> [Aim] Transcribe each of the records below exactly, excluding all pictures.

# Start of Material for the task

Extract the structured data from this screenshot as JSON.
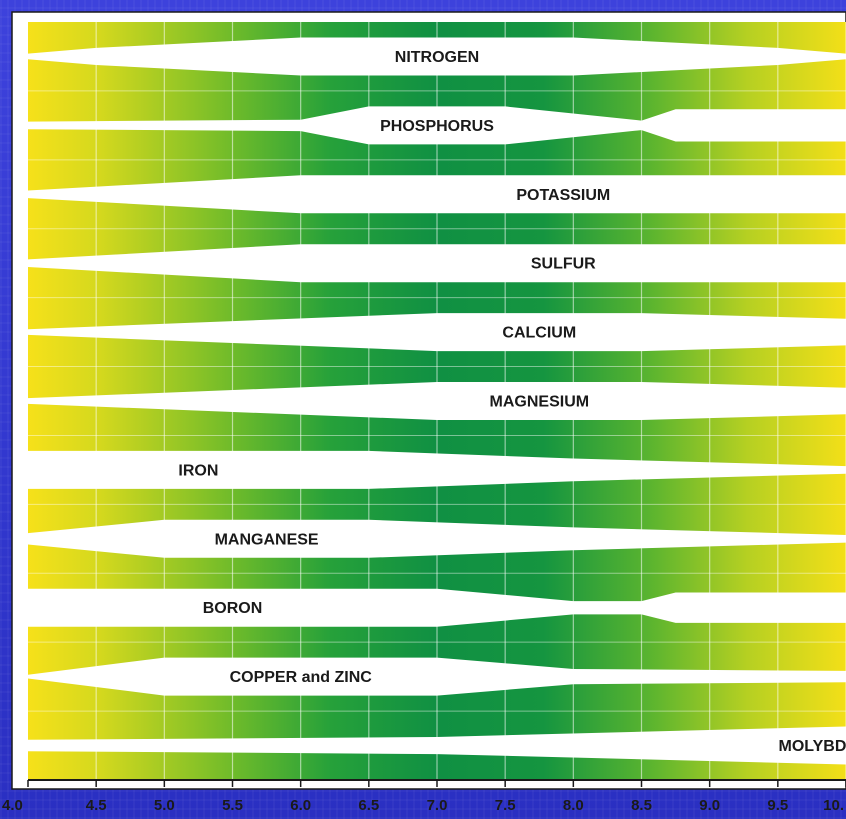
{
  "chart_data": {
    "type": "area",
    "title": "",
    "xlabel": "",
    "ylabel": "",
    "xlim": [
      4.0,
      10.0
    ],
    "grid": true,
    "x_ticks": [
      4.0,
      4.5,
      5.0,
      5.5,
      6.0,
      6.5,
      7.0,
      7.5,
      8.0,
      8.5,
      9.0,
      9.5,
      10.0
    ],
    "x_tick_labels": [
      "4.0",
      "4.5",
      "5.0",
      "5.5",
      "6.0",
      "6.5",
      "7.0",
      "7.5",
      "8.0",
      "8.5",
      "9.0",
      "9.5",
      "10."
    ],
    "value_description": "relative nutrient availability, 0 to 1",
    "series": [
      {
        "name": "NITROGEN",
        "x": [
          4.0,
          4.5,
          6.0,
          8.0,
          9.5,
          10.0
        ],
        "values": [
          0.15,
          0.45,
          1.0,
          1.0,
          0.45,
          0.15
        ]
      },
      {
        "name": "PHOSPHORUS",
        "x": [
          4.0,
          6.0,
          6.5,
          7.5,
          8.5,
          8.75,
          10.0
        ],
        "values": [
          0.2,
          0.3,
          1.0,
          1.0,
          0.25,
          0.85,
          0.85
        ]
      },
      {
        "name": "POTASSIUM",
        "x": [
          4.0,
          6.0,
          10.0
        ],
        "values": [
          0.2,
          1.0,
          1.0
        ]
      },
      {
        "name": "SULFUR",
        "x": [
          4.0,
          6.0,
          10.0
        ],
        "values": [
          0.2,
          1.0,
          1.0
        ]
      },
      {
        "name": "CALCIUM",
        "x": [
          4.0,
          7.0,
          8.5,
          10.0
        ],
        "values": [
          0.15,
          1.0,
          1.0,
          0.7
        ]
      },
      {
        "name": "MAGNESIUM",
        "x": [
          4.0,
          7.0,
          8.5,
          10.0
        ],
        "values": [
          0.15,
          1.0,
          1.0,
          0.7
        ]
      },
      {
        "name": "IRON",
        "x": [
          4.0,
          6.5,
          8.0,
          10.0
        ],
        "values": [
          1.0,
          1.0,
          0.6,
          0.2
        ]
      },
      {
        "name": "MANGANESE",
        "x": [
          4.0,
          5.0,
          6.5,
          8.0,
          10.0
        ],
        "values": [
          0.3,
          1.0,
          1.0,
          0.6,
          0.2
        ]
      },
      {
        "name": "BORON",
        "x": [
          4.0,
          7.0,
          8.0,
          8.5,
          8.75,
          10.0
        ],
        "values": [
          1.0,
          1.0,
          0.35,
          0.35,
          0.8,
          0.8
        ]
      },
      {
        "name": "COPPER and ZINC",
        "x": [
          4.0,
          5.0,
          7.0,
          8.0,
          10.0
        ],
        "values": [
          0.1,
          1.0,
          1.0,
          0.4,
          0.3
        ]
      },
      {
        "name": "MOLYBDENUM",
        "x": [
          4.0,
          7.0,
          10.0
        ],
        "values": [
          0.3,
          0.45,
          1.0
        ]
      }
    ]
  }
}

# End of Material for the task

> [Task response]
Extract the structured data from this screenshot as JSON.
{
  "chart_data": {
    "type": "area",
    "title": "",
    "xlabel": "",
    "ylabel": "",
    "xlim": [
      4.0,
      10.0
    ],
    "grid": true,
    "x_ticks": [
      4.0,
      4.5,
      5.0,
      5.5,
      6.0,
      6.5,
      7.0,
      7.5,
      8.0,
      8.5,
      9.0,
      9.5,
      10.0
    ],
    "x_tick_labels": [
      "4.0",
      "4.5",
      "5.0",
      "5.5",
      "6.0",
      "6.5",
      "7.0",
      "7.5",
      "8.0",
      "8.5",
      "9.0",
      "9.5",
      "10."
    ],
    "value_description": "relative nutrient availability, 0 to 1",
    "series": [
      {
        "name": "NITROGEN",
        "x": [
          4.0,
          4.5,
          6.0,
          8.0,
          9.5,
          10.0
        ],
        "values": [
          0.15,
          0.45,
          1.0,
          1.0,
          0.45,
          0.15
        ]
      },
      {
        "name": "PHOSPHORUS",
        "x": [
          4.0,
          6.0,
          6.5,
          7.5,
          8.5,
          8.75,
          10.0
        ],
        "values": [
          0.2,
          0.3,
          1.0,
          1.0,
          0.25,
          0.85,
          0.85
        ]
      },
      {
        "name": "POTASSIUM",
        "x": [
          4.0,
          6.0,
          10.0
        ],
        "values": [
          0.2,
          1.0,
          1.0
        ]
      },
      {
        "name": "SULFUR",
        "x": [
          4.0,
          6.0,
          10.0
        ],
        "values": [
          0.2,
          1.0,
          1.0
        ]
      },
      {
        "name": "CALCIUM",
        "x": [
          4.0,
          7.0,
          8.5,
          10.0
        ],
        "values": [
          0.15,
          1.0,
          1.0,
          0.7
        ]
      },
      {
        "name": "MAGNESIUM",
        "x": [
          4.0,
          7.0,
          8.5,
          10.0
        ],
        "values": [
          0.15,
          1.0,
          1.0,
          0.7
        ]
      },
      {
        "name": "IRON",
        "x": [
          4.0,
          6.5,
          8.0,
          10.0
        ],
        "values": [
          1.0,
          1.0,
          0.6,
          0.2
        ]
      },
      {
        "name": "MANGANESE",
        "x": [
          4.0,
          5.0,
          6.5,
          8.0,
          10.0
        ],
        "values": [
          0.3,
          1.0,
          1.0,
          0.6,
          0.2
        ]
      },
      {
        "name": "BORON",
        "x": [
          4.0,
          7.0,
          8.0,
          8.5,
          8.75,
          10.0
        ],
        "values": [
          1.0,
          1.0,
          0.35,
          0.35,
          0.8,
          0.8
        ]
      },
      {
        "name": "COPPER and ZINC",
        "x": [
          4.0,
          5.0,
          7.0,
          8.0,
          10.0
        ],
        "values": [
          0.1,
          1.0,
          1.0,
          0.4,
          0.3
        ]
      },
      {
        "name": "MOLYBDENUM",
        "x": [
          4.0,
          7.0,
          10.0
        ],
        "values": [
          0.3,
          0.45,
          1.0
        ]
      }
    ]
  }
}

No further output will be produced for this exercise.